## Exercise
In the following material, identify every line holding the string "Upload" and return it.
——————
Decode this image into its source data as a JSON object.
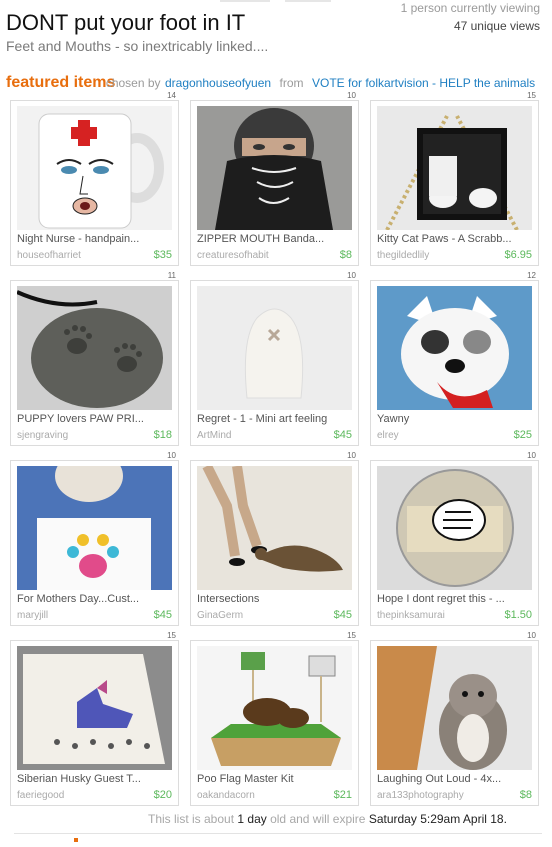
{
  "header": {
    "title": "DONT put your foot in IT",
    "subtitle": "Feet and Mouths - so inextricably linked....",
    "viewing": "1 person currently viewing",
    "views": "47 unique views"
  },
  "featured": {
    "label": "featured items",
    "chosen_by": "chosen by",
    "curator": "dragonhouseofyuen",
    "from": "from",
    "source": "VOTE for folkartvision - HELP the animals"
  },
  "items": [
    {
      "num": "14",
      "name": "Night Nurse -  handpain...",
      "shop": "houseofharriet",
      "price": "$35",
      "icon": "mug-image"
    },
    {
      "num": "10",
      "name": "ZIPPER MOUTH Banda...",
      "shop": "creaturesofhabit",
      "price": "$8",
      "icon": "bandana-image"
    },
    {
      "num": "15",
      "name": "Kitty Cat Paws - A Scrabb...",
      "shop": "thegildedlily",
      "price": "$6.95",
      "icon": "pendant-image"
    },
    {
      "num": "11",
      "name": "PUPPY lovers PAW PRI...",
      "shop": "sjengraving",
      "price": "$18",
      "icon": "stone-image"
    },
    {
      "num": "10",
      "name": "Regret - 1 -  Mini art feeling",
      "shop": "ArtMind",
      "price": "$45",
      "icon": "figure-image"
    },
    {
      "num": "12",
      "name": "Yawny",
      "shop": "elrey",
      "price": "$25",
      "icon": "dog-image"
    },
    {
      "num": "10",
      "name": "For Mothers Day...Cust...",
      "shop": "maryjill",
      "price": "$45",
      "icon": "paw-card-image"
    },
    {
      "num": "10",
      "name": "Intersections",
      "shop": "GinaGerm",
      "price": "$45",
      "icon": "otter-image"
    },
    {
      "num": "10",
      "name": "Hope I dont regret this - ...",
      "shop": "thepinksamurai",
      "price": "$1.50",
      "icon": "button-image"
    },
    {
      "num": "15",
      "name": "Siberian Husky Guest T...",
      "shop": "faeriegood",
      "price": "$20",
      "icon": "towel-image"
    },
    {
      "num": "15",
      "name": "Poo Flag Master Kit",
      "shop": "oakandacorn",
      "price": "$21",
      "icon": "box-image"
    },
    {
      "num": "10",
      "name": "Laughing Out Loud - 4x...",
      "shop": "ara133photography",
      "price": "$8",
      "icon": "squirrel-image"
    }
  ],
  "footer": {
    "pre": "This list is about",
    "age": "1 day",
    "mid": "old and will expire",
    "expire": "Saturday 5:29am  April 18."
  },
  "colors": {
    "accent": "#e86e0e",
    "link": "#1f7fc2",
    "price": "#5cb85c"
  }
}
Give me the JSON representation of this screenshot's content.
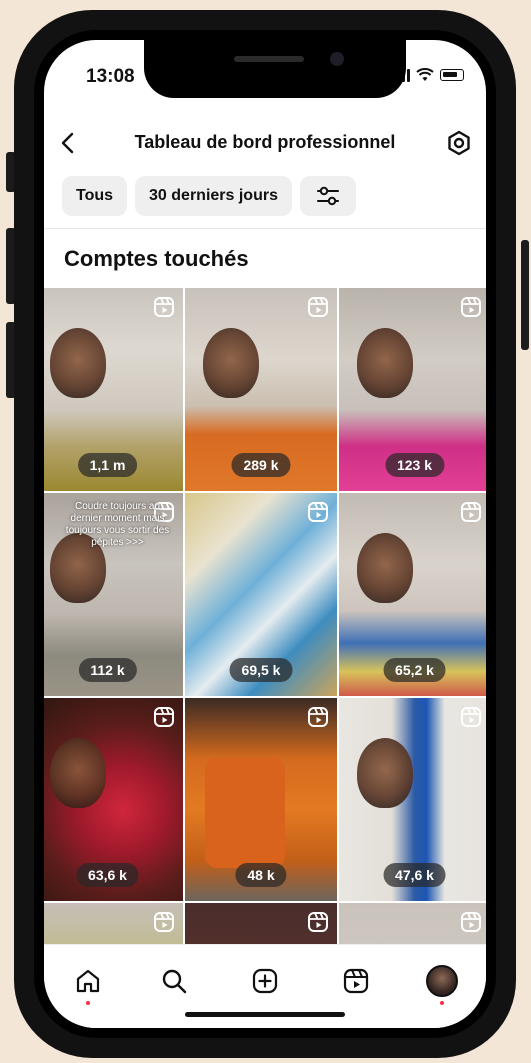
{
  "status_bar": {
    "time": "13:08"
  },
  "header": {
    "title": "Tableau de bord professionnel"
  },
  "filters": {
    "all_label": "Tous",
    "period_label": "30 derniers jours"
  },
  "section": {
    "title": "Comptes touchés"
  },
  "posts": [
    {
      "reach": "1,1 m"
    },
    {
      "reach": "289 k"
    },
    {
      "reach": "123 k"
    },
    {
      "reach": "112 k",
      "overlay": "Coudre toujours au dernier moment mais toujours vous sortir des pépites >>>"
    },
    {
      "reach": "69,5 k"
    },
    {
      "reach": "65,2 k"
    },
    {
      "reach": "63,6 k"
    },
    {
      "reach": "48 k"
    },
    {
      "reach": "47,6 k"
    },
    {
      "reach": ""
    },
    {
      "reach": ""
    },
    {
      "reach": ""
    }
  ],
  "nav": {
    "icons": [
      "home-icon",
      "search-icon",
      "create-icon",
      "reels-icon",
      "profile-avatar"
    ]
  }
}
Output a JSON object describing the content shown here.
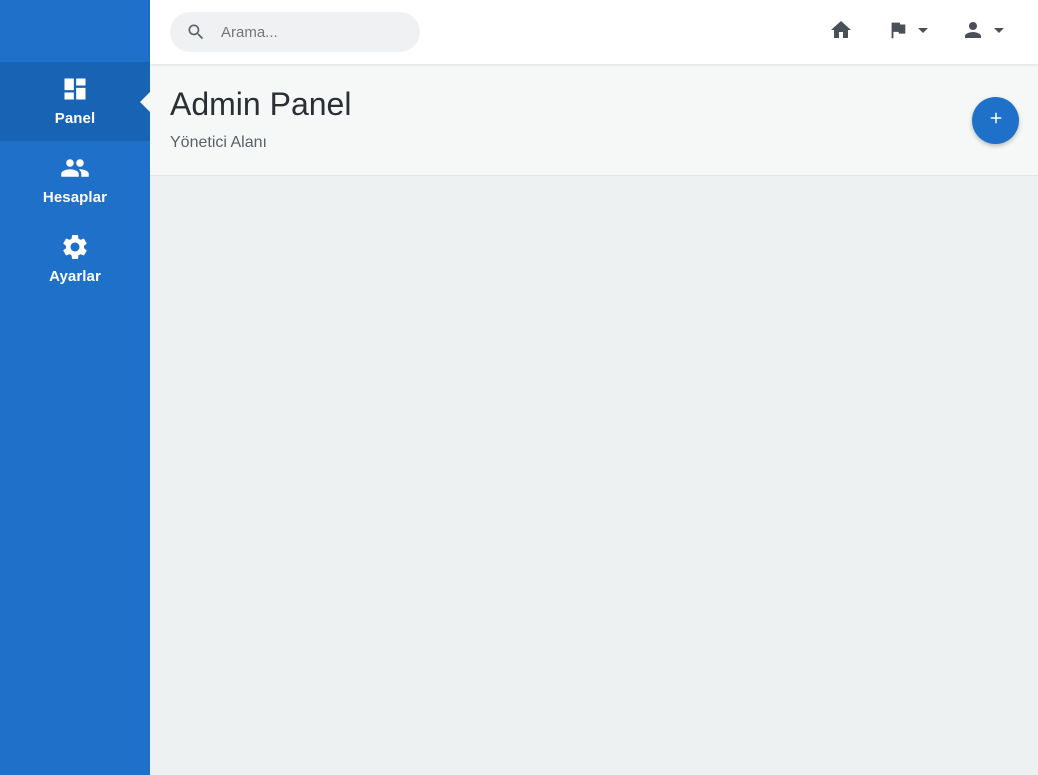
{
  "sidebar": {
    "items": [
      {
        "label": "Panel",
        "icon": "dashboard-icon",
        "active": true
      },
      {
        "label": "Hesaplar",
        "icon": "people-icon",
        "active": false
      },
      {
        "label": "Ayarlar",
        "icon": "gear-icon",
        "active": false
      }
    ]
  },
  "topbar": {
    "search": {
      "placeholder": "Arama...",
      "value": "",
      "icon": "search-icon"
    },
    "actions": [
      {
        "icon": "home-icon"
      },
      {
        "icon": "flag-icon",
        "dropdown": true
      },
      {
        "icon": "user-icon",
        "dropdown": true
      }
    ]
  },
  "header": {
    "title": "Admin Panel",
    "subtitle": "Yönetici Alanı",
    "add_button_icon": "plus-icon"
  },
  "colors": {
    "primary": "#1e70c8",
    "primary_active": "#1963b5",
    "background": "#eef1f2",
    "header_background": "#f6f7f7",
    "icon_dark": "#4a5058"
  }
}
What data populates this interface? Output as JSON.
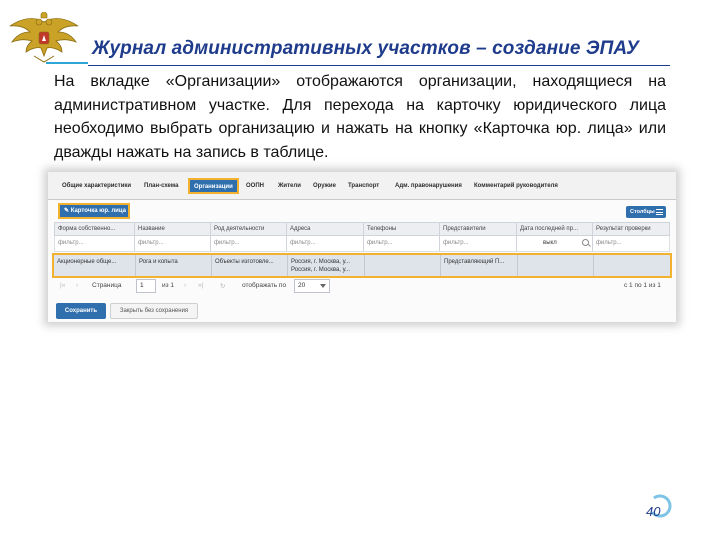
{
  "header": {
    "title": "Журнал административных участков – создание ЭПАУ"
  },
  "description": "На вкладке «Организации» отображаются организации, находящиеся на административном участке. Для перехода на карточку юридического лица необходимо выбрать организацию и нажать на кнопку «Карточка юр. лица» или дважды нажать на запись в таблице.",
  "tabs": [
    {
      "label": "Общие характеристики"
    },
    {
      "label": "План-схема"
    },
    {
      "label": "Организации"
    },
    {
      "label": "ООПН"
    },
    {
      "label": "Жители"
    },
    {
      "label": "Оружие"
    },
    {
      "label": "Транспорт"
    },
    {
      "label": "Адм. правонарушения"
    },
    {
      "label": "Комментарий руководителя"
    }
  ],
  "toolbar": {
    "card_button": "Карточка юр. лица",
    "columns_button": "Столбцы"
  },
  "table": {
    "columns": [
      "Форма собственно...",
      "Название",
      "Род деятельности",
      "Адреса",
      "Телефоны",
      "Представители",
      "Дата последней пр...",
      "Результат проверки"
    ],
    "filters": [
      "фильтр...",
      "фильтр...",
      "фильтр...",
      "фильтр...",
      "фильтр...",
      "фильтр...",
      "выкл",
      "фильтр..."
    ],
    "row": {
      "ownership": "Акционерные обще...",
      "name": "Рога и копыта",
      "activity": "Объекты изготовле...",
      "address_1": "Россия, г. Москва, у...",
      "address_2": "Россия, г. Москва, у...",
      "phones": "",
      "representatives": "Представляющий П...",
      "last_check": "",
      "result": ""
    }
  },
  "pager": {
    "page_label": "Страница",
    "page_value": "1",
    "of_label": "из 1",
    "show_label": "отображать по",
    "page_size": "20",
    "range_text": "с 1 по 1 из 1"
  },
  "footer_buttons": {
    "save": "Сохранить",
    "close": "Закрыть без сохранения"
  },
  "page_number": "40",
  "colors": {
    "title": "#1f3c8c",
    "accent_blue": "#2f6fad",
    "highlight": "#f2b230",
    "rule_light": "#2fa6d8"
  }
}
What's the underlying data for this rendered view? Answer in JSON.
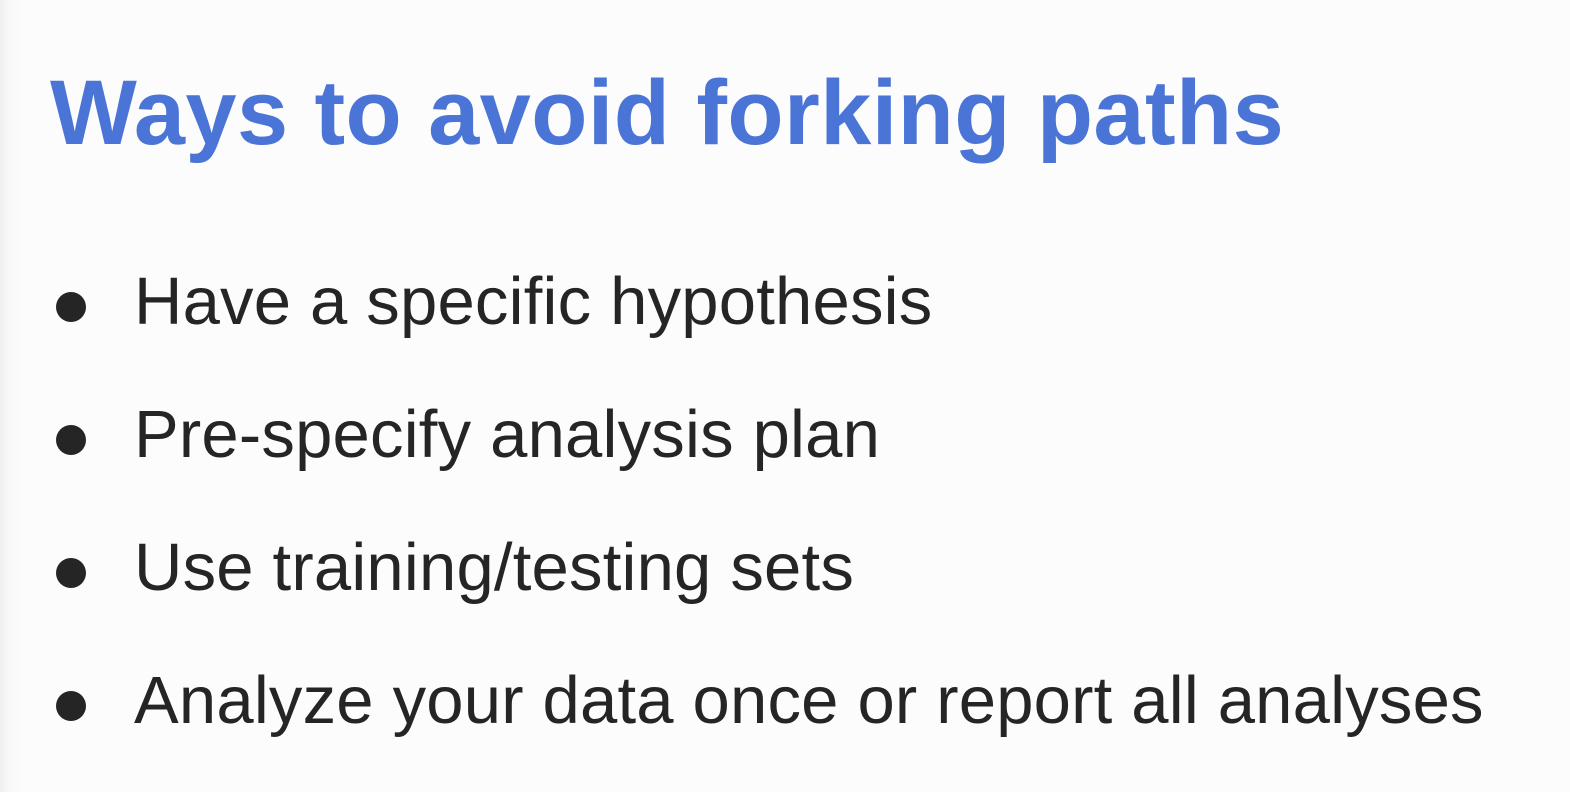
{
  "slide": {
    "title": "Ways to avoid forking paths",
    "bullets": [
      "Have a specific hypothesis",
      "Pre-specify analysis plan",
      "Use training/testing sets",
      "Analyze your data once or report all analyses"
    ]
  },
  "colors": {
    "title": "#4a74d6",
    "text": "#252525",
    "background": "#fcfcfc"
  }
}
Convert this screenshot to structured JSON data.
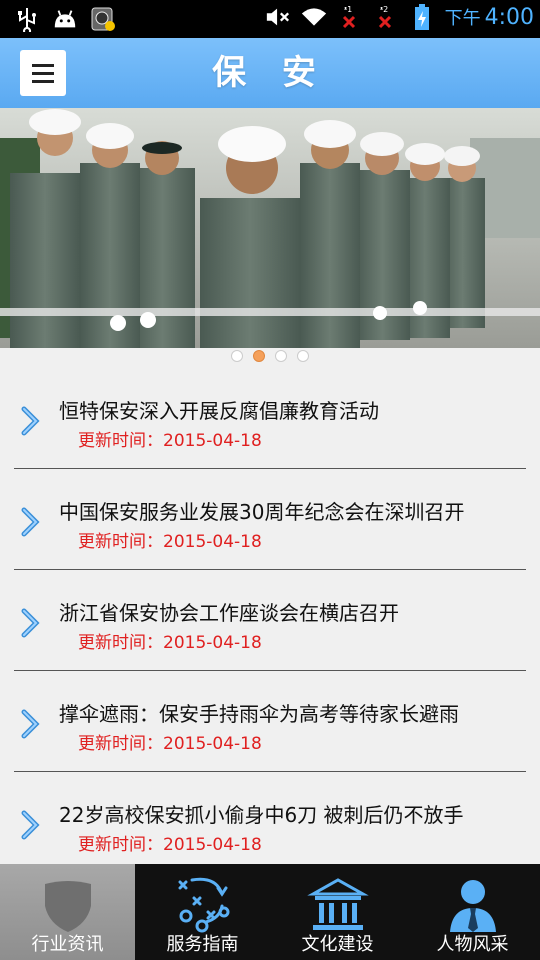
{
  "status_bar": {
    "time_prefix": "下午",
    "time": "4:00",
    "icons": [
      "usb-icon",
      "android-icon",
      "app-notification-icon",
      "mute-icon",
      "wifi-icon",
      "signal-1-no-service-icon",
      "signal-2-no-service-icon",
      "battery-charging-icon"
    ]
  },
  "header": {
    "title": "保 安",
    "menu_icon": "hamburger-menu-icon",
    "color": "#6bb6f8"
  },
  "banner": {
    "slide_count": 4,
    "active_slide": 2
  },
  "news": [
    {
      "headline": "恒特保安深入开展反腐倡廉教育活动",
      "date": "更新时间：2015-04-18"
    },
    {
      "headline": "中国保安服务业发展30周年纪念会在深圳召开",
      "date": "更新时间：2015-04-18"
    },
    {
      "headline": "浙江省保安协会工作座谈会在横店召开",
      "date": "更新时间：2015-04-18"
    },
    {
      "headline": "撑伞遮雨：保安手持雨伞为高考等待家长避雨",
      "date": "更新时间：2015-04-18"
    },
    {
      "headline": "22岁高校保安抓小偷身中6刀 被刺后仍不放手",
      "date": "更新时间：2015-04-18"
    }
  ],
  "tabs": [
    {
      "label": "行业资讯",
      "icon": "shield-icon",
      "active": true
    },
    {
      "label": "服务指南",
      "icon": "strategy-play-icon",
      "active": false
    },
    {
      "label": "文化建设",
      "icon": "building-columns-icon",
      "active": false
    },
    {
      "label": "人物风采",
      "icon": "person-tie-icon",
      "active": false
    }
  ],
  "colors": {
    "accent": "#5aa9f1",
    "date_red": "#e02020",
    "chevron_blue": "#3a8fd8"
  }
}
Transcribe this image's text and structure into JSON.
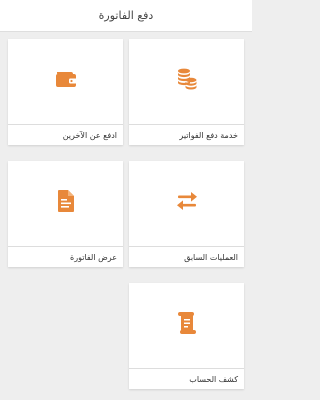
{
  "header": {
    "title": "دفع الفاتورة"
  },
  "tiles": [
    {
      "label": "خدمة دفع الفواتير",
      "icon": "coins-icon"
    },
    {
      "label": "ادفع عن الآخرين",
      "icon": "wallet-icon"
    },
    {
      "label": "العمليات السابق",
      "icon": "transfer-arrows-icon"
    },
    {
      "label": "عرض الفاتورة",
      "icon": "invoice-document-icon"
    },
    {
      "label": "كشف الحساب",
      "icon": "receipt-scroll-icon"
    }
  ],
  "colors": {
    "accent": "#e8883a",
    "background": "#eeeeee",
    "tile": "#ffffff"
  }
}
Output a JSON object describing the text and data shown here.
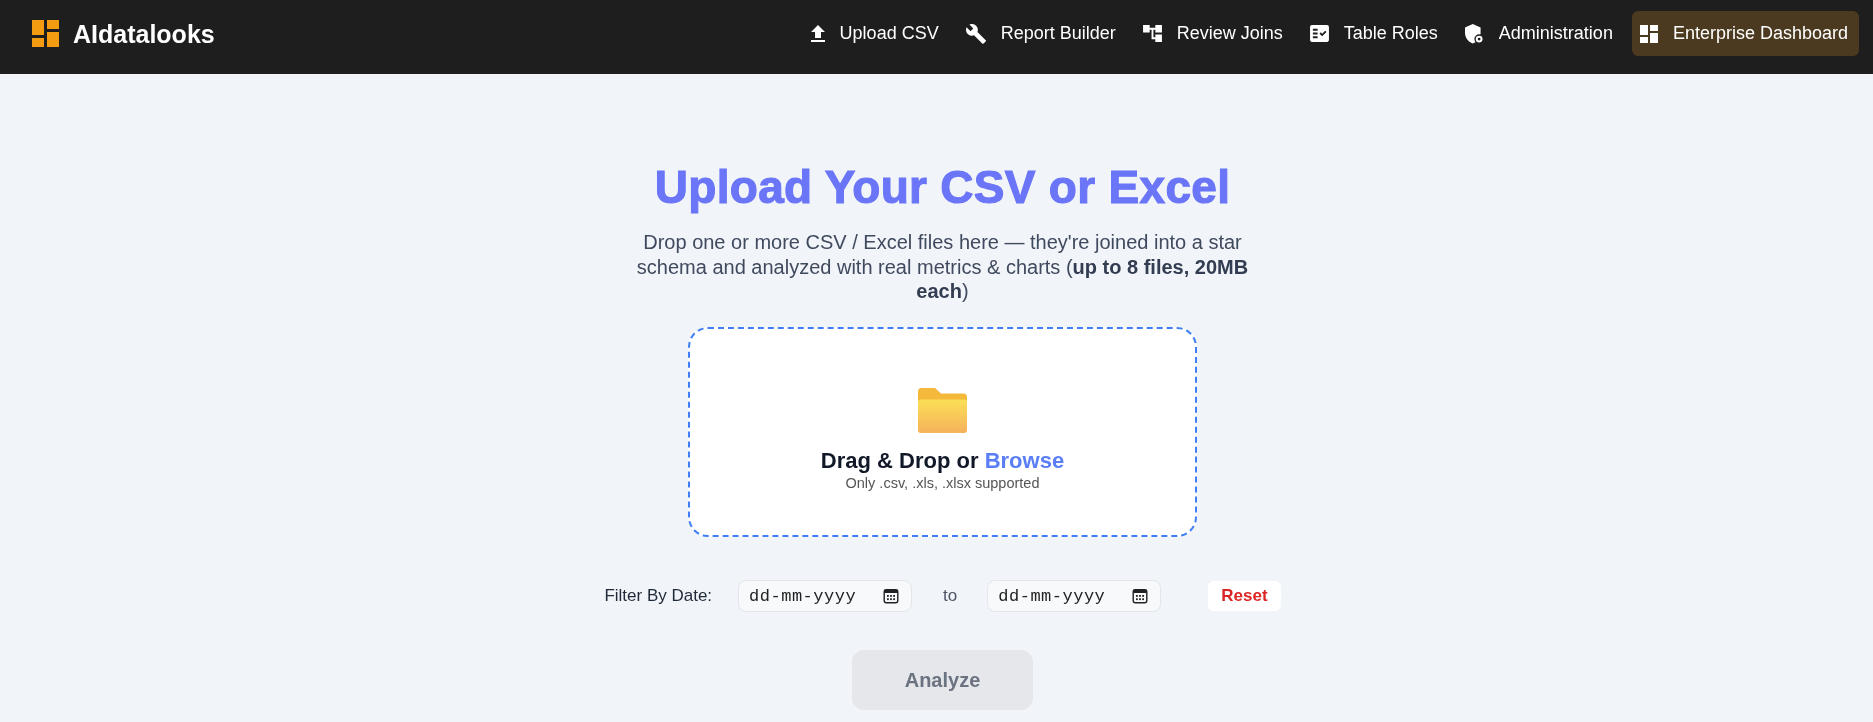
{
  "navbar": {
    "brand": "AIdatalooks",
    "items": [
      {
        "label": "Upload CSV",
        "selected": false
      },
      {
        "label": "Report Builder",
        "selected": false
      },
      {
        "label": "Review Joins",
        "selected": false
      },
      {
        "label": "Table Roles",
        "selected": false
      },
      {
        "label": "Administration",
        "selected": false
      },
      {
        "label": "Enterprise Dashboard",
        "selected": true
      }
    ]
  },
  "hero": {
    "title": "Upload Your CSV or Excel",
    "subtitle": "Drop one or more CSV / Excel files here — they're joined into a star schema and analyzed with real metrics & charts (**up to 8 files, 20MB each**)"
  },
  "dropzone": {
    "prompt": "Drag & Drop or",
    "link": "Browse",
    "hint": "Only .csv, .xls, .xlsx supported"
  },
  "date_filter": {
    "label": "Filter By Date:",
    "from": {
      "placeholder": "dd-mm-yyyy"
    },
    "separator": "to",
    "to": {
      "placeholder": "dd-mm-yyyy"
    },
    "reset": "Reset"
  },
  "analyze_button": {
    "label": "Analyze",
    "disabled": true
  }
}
——————
## Output
        "label": "Upload CSV",
    "title": "Upload Your CSV or Excel",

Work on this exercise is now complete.